> _EXERCISE OBJECTIVE_
Each line from the line holding "Enumerate this screenshot's" through the last line should be written out exactly, with nothing else and no images.

---+---

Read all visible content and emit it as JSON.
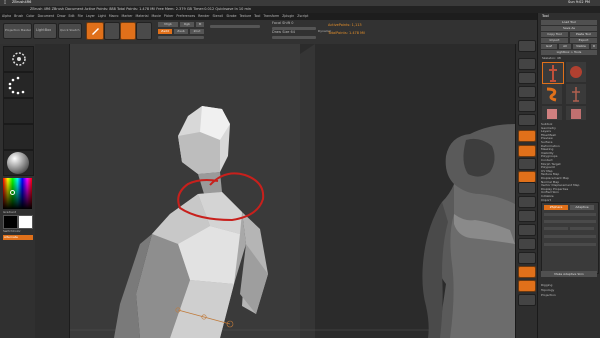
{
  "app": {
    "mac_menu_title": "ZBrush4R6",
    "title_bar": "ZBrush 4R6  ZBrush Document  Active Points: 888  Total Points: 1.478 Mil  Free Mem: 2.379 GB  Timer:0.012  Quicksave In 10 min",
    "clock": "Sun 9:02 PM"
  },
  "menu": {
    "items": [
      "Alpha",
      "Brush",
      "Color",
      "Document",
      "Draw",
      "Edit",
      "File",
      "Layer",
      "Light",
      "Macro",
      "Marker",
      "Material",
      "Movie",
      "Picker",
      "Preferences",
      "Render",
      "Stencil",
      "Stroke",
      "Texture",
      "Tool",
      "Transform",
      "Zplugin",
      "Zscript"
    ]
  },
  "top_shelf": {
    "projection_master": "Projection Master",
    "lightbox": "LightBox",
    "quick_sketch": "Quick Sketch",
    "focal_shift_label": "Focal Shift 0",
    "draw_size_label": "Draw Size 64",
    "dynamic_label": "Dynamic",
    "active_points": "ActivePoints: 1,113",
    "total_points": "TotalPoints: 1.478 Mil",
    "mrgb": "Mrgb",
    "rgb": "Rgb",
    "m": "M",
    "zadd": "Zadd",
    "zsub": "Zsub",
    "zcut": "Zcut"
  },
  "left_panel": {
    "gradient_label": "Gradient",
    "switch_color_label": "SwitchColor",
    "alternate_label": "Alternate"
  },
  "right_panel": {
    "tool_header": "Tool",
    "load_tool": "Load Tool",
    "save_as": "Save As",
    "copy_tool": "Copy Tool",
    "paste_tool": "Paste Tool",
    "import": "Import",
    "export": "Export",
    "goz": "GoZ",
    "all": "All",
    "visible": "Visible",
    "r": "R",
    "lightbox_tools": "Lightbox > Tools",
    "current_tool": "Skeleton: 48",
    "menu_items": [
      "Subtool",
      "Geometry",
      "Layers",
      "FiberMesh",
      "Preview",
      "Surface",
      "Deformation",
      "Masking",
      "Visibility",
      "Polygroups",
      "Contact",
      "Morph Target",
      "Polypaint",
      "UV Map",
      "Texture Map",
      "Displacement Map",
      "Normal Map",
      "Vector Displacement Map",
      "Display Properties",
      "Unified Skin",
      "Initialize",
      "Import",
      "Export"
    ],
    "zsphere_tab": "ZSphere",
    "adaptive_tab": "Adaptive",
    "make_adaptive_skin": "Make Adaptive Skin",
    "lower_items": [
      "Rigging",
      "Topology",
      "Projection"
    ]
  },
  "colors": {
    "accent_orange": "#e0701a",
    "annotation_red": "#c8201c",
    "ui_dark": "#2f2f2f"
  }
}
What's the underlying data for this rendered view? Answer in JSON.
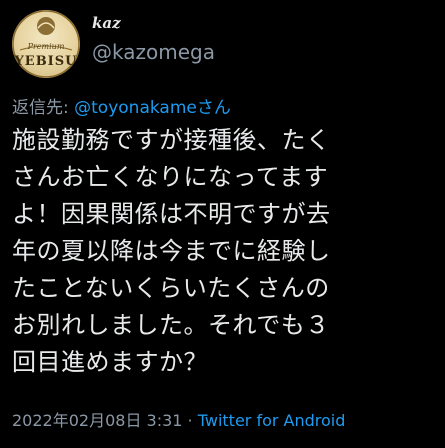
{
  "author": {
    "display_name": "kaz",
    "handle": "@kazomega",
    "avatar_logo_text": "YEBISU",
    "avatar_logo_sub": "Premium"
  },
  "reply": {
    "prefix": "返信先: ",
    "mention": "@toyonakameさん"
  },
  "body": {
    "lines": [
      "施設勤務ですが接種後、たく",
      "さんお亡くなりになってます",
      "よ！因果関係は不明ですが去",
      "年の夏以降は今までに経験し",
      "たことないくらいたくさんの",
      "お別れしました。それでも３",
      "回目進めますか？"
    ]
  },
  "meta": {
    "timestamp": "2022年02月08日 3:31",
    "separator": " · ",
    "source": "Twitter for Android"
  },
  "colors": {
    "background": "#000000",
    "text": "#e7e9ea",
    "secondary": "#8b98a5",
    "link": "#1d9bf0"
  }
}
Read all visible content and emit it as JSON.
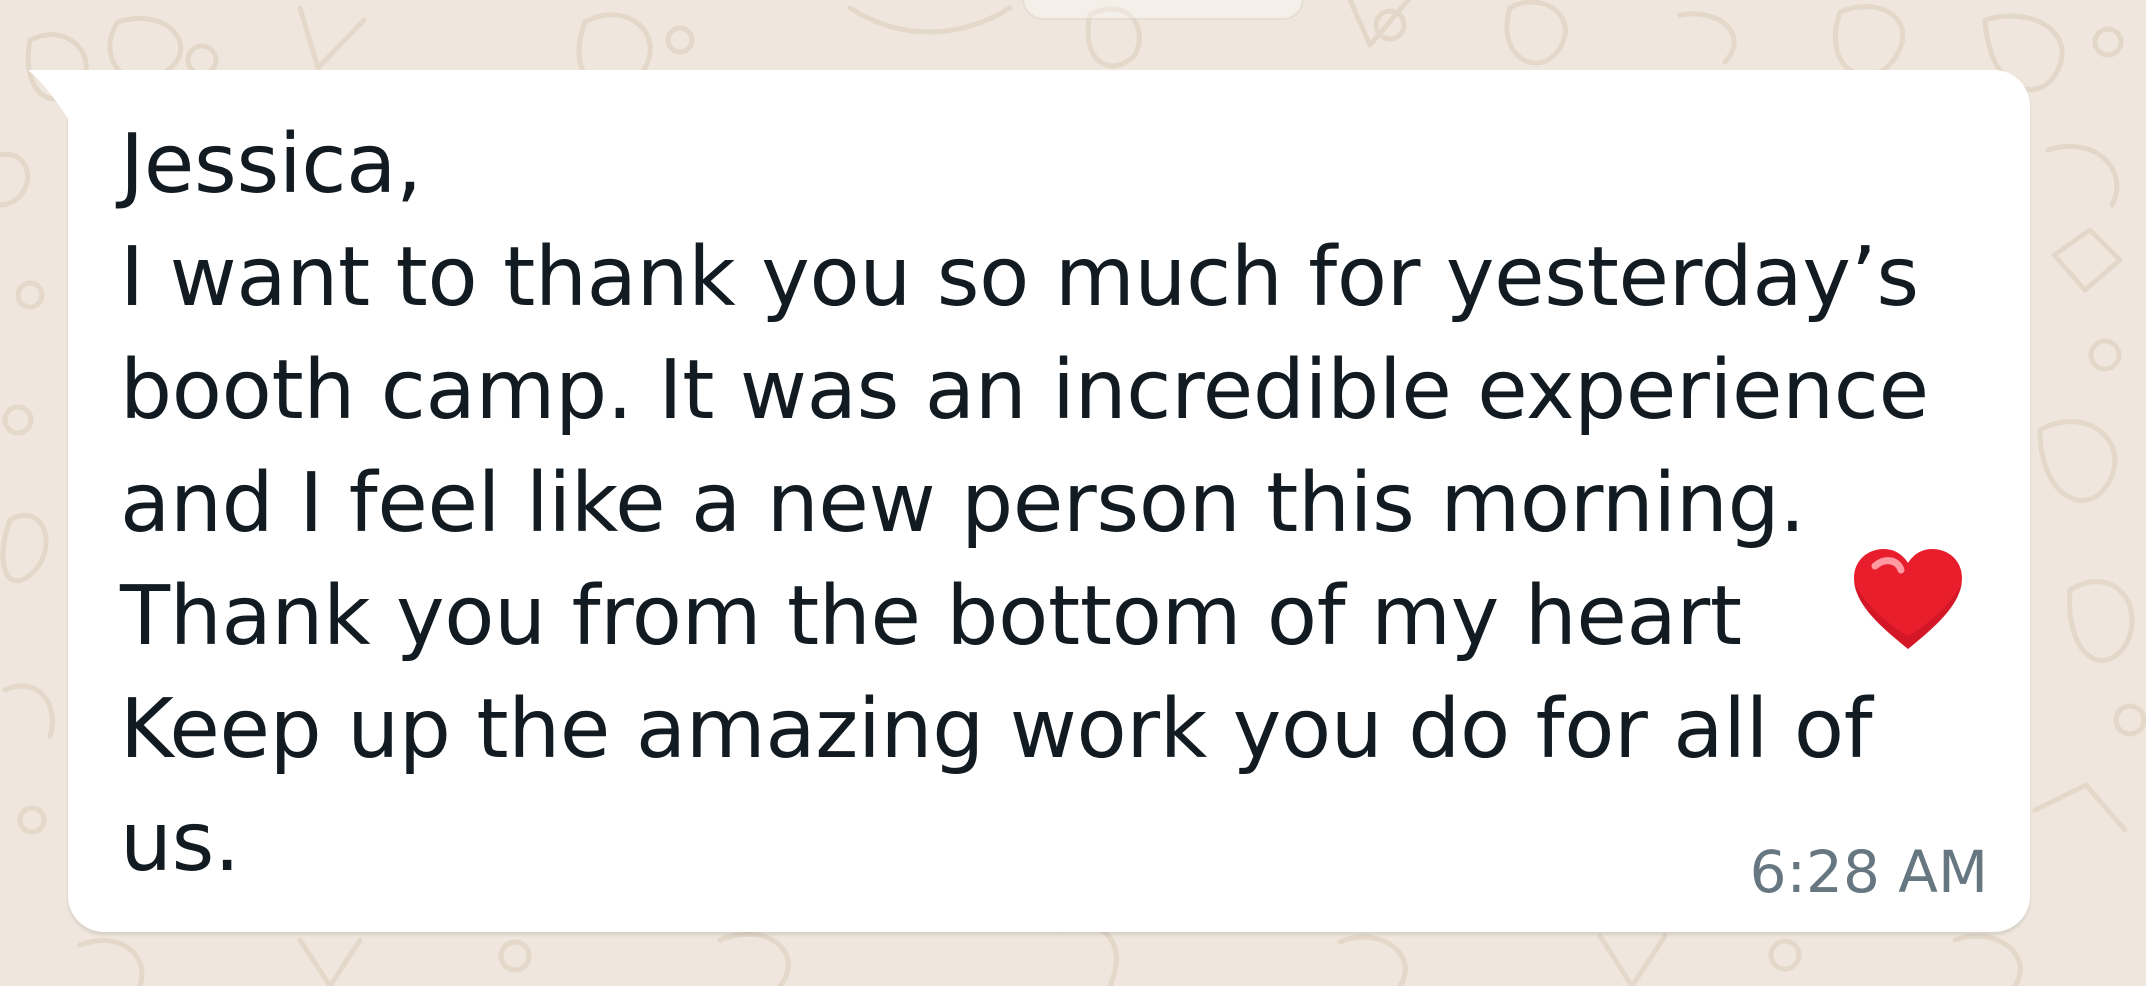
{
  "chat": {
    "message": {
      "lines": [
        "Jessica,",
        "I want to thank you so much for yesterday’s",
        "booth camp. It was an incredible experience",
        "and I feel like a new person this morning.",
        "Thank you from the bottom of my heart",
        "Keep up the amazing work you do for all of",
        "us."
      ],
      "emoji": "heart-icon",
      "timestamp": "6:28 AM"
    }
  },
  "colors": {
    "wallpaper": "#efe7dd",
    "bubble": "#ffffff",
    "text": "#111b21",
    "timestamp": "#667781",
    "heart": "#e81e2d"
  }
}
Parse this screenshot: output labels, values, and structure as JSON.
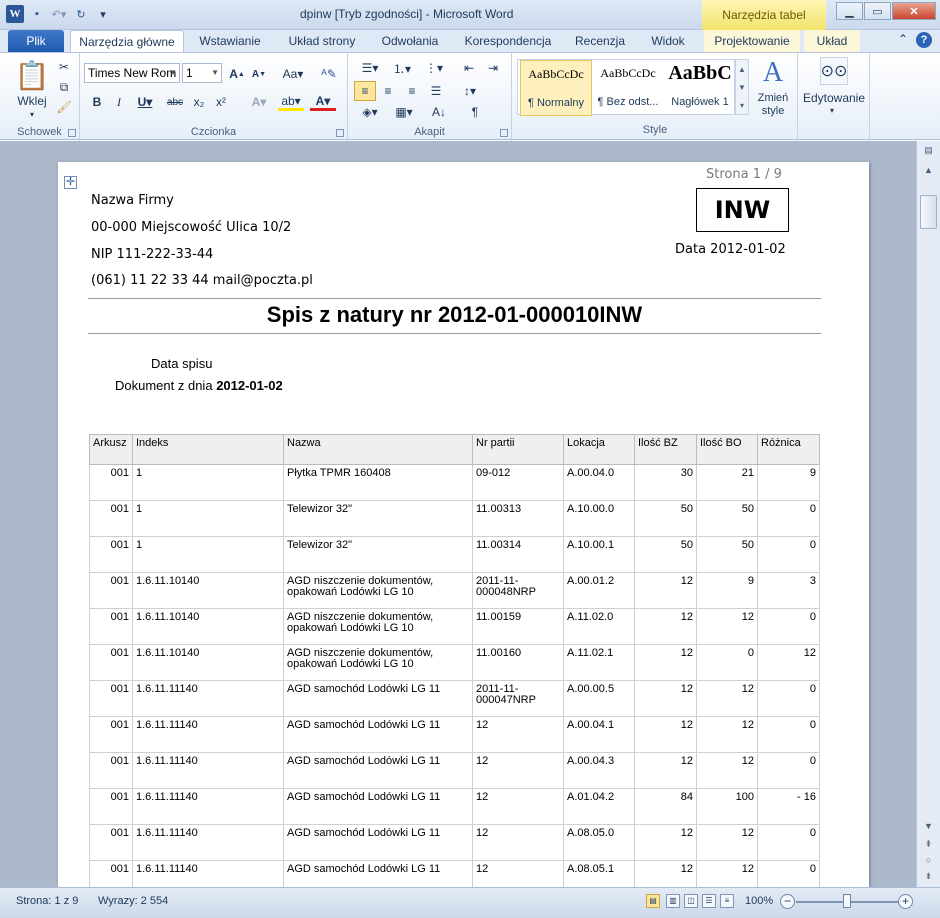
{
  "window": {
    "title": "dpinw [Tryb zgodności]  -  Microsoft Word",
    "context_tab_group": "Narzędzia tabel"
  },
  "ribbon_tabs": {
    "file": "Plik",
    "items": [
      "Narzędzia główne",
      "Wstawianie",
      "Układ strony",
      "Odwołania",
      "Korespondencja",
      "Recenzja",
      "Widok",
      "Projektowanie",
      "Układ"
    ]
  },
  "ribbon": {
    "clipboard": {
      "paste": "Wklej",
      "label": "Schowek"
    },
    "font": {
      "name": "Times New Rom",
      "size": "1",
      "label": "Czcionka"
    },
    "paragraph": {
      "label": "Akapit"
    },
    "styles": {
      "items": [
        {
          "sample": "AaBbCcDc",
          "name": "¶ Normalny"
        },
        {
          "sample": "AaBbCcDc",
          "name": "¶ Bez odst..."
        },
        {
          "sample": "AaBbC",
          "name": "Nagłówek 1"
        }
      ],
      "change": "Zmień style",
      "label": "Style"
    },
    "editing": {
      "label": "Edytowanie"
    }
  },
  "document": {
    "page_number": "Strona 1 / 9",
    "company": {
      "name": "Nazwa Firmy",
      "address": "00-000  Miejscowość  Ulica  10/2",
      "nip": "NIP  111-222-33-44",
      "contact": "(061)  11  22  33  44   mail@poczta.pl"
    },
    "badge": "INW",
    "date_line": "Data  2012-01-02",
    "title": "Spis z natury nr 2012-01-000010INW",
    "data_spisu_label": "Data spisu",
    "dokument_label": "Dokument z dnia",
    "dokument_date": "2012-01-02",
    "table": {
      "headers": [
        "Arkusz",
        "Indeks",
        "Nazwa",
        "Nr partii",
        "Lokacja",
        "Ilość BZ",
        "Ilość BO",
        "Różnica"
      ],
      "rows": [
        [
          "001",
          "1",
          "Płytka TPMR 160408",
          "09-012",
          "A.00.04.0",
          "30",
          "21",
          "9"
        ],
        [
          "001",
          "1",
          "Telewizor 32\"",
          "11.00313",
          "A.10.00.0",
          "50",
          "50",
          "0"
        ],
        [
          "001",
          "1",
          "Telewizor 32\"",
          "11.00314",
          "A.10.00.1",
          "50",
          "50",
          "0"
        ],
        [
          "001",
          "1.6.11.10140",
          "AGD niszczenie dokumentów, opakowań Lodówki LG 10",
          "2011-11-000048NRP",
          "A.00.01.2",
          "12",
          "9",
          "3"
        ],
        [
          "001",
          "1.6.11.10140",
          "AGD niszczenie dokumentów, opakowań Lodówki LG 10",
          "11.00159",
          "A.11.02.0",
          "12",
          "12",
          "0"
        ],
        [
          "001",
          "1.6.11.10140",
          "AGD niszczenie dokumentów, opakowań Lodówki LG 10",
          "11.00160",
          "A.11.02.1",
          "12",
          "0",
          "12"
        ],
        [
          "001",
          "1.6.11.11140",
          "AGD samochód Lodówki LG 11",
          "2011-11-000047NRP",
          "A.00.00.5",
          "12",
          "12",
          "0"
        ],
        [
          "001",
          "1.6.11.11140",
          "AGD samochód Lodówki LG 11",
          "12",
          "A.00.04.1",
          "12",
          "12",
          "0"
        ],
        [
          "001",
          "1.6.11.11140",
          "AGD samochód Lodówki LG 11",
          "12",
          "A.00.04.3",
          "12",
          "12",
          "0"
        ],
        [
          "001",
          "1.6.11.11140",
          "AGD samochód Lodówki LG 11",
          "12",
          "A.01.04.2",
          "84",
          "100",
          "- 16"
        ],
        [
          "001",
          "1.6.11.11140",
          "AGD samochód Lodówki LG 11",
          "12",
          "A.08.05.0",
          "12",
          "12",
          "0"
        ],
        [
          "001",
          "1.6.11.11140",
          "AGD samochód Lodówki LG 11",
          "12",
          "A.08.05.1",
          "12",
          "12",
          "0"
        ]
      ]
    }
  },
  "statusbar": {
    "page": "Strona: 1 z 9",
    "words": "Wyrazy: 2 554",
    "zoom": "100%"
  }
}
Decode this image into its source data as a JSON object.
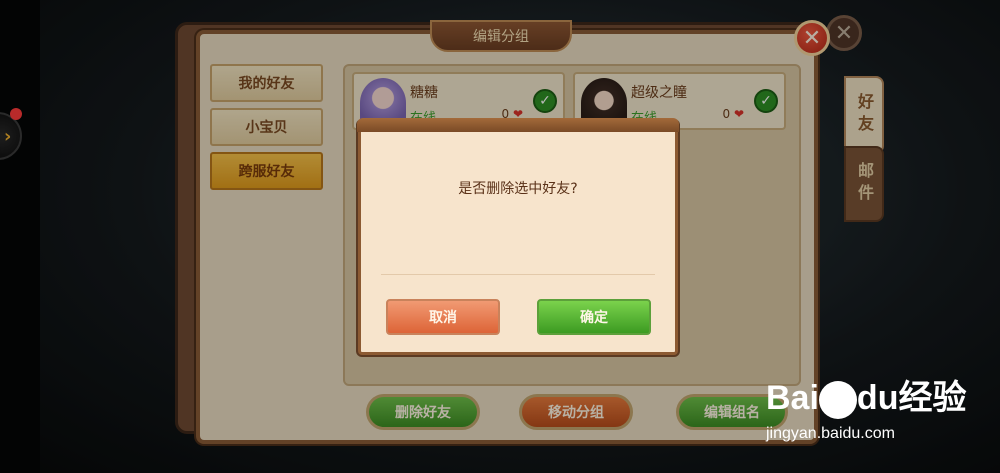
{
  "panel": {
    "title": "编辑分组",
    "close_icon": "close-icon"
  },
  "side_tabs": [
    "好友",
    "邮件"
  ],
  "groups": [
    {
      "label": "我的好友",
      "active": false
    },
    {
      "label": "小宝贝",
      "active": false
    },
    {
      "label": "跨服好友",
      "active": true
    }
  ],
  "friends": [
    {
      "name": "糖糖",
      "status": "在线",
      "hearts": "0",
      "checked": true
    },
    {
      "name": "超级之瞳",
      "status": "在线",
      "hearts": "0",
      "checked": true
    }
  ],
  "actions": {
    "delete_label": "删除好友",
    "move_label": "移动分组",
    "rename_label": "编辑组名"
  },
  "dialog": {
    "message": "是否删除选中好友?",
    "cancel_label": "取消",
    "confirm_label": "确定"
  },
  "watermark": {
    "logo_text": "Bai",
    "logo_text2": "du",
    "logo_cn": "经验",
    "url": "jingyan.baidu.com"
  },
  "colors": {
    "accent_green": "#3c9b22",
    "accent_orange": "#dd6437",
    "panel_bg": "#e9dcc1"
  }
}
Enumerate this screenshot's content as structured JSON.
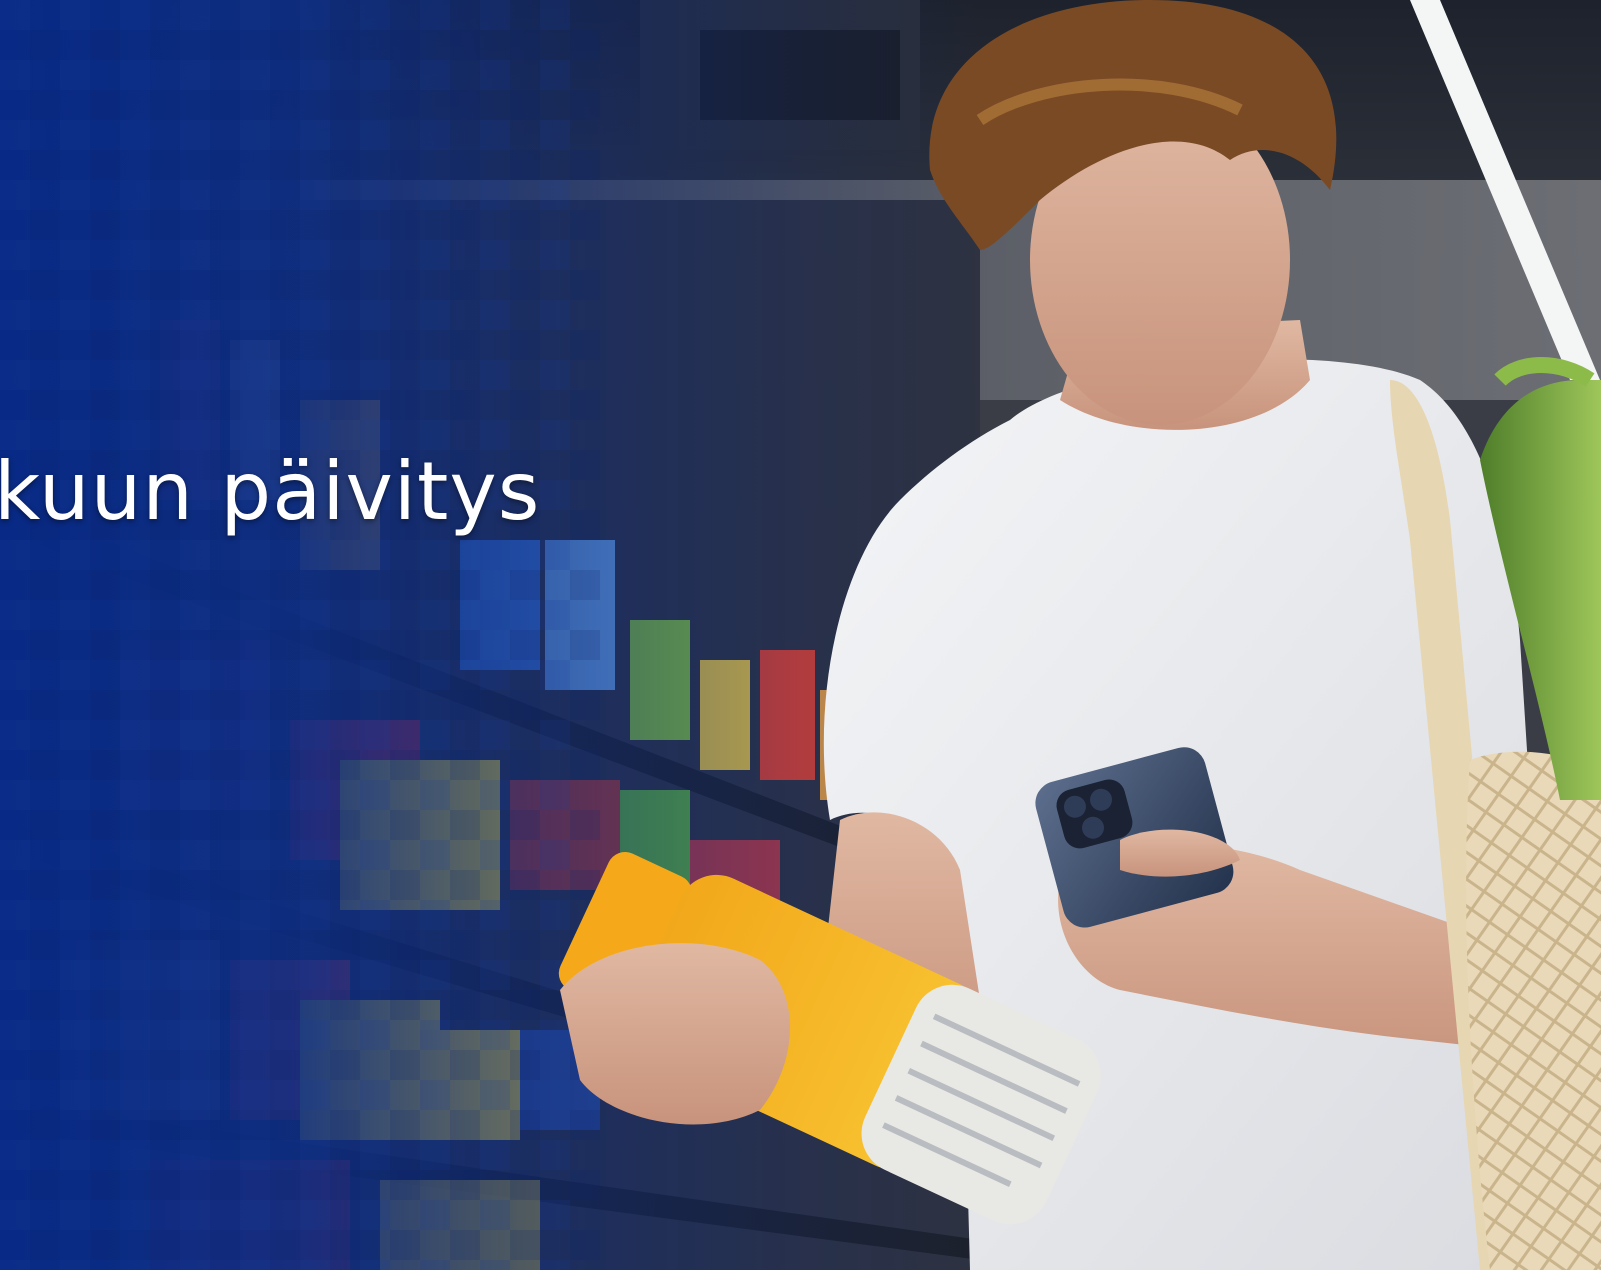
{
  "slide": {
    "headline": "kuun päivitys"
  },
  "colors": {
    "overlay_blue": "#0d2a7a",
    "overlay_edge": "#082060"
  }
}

---+---

> _OUTPUT_
Enumerate this screenshot's content as structured JSON.
{
  "slide": {
    "headline": "kuun päivitys"
  },
  "colors": {
    "overlay_blue": "#0d2a7a",
    "overlay_edge": "#082060"
  }
}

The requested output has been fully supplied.